-- begin Input for this task --
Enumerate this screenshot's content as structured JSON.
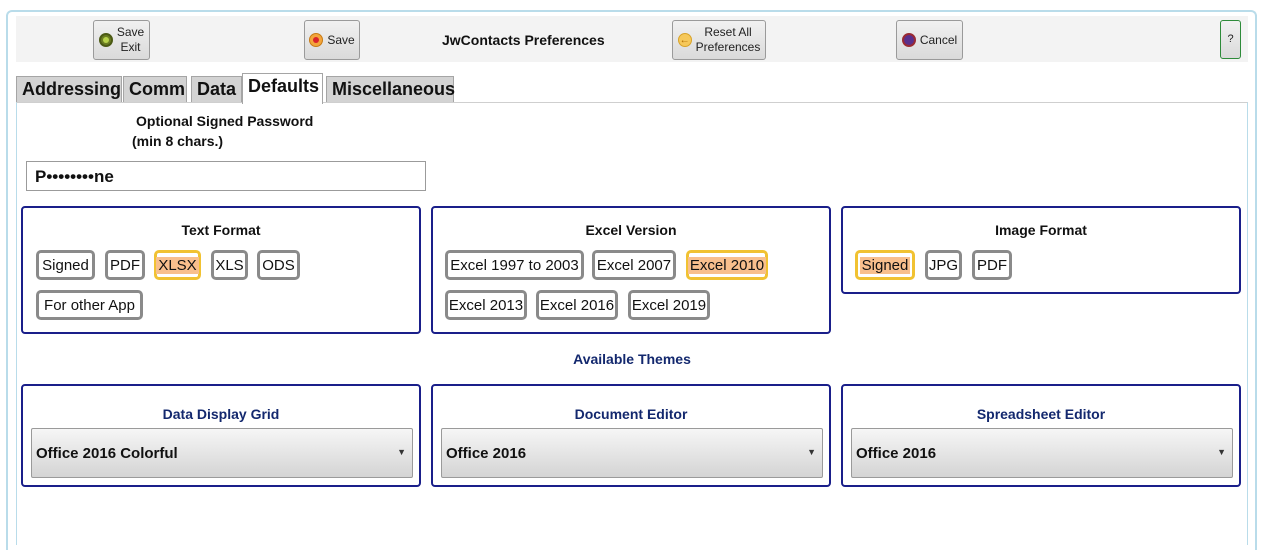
{
  "toolbar": {
    "save_exit_line1": "Save",
    "save_exit_line2": "Exit",
    "save_label": "Save",
    "title": "JwContacts Preferences",
    "reset_line1": "Reset All",
    "reset_line2": "Preferences",
    "cancel_label": "Cancel",
    "help_label": "?"
  },
  "tabs": [
    {
      "label": "Addressing"
    },
    {
      "label": "Comm"
    },
    {
      "label": "Data"
    },
    {
      "label": "Defaults",
      "active": true
    },
    {
      "label": "Miscellaneous"
    }
  ],
  "password": {
    "label_line1": "Optional Signed Password",
    "label_line2": "(min 8 chars.)",
    "value": "P••••••••ne"
  },
  "text_format": {
    "title": "Text Format",
    "options": [
      "Signed",
      "PDF",
      "XLSX",
      "XLS",
      "ODS",
      "For other App"
    ],
    "selected": "XLSX"
  },
  "excel_version": {
    "title": "Excel Version",
    "options": [
      "Excel 1997 to 2003",
      "Excel 2007",
      "Excel 2010",
      "Excel 2013",
      "Excel 2016",
      "Excel 2019"
    ],
    "selected": "Excel 2010"
  },
  "image_format": {
    "title": "Image Format",
    "options": [
      "Signed",
      "JPG",
      "PDF"
    ],
    "selected": "Signed"
  },
  "themes": {
    "heading": "Available Themes",
    "data_grid": {
      "title": "Data Display Grid",
      "value": "Office 2016 Colorful"
    },
    "document_editor": {
      "title": "Document Editor",
      "value": "Office 2016"
    },
    "spreadsheet_editor": {
      "title": "Spreadsheet Editor",
      "value": "Office 2016"
    }
  },
  "icons": {
    "save_exit": "check-circle-icon",
    "save": "save-dot-icon",
    "reset": "back-arrow-icon",
    "cancel": "cancel-dot-icon",
    "dropdown": "chevron-down-icon"
  },
  "colors": {
    "panel_border": "#1a1f8a",
    "selected_border": "#f1c232",
    "selected_fill": "#f8bf8d",
    "theme_text": "#13286e"
  }
}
-- end Input for this task --
#### [Written instruction]
Reproduce all of the material above word for word. Omit the pictures.

#### [Answer below]
Enumerate this screenshot's content as structured JSON.
{
  "toolbar": {
    "save_exit_line1": "Save",
    "save_exit_line2": "Exit",
    "save_label": "Save",
    "title": "JwContacts Preferences",
    "reset_line1": "Reset All",
    "reset_line2": "Preferences",
    "cancel_label": "Cancel",
    "help_label": "?"
  },
  "tabs": [
    {
      "label": "Addressing"
    },
    {
      "label": "Comm"
    },
    {
      "label": "Data"
    },
    {
      "label": "Defaults",
      "active": true
    },
    {
      "label": "Miscellaneous"
    }
  ],
  "password": {
    "label_line1": "Optional Signed Password",
    "label_line2": "(min 8 chars.)",
    "value": "P••••••••ne"
  },
  "text_format": {
    "title": "Text Format",
    "options": [
      "Signed",
      "PDF",
      "XLSX",
      "XLS",
      "ODS",
      "For other App"
    ],
    "selected": "XLSX"
  },
  "excel_version": {
    "title": "Excel Version",
    "options": [
      "Excel 1997 to 2003",
      "Excel 2007",
      "Excel 2010",
      "Excel 2013",
      "Excel 2016",
      "Excel 2019"
    ],
    "selected": "Excel 2010"
  },
  "image_format": {
    "title": "Image Format",
    "options": [
      "Signed",
      "JPG",
      "PDF"
    ],
    "selected": "Signed"
  },
  "themes": {
    "heading": "Available Themes",
    "data_grid": {
      "title": "Data Display Grid",
      "value": "Office 2016 Colorful"
    },
    "document_editor": {
      "title": "Document Editor",
      "value": "Office 2016"
    },
    "spreadsheet_editor": {
      "title": "Spreadsheet Editor",
      "value": "Office 2016"
    }
  },
  "icons": {
    "save_exit": "check-circle-icon",
    "save": "save-dot-icon",
    "reset": "back-arrow-icon",
    "cancel": "cancel-dot-icon",
    "dropdown": "chevron-down-icon"
  },
  "colors": {
    "panel_border": "#1a1f8a",
    "selected_border": "#f1c232",
    "selected_fill": "#f8bf8d",
    "theme_text": "#13286e"
  }
}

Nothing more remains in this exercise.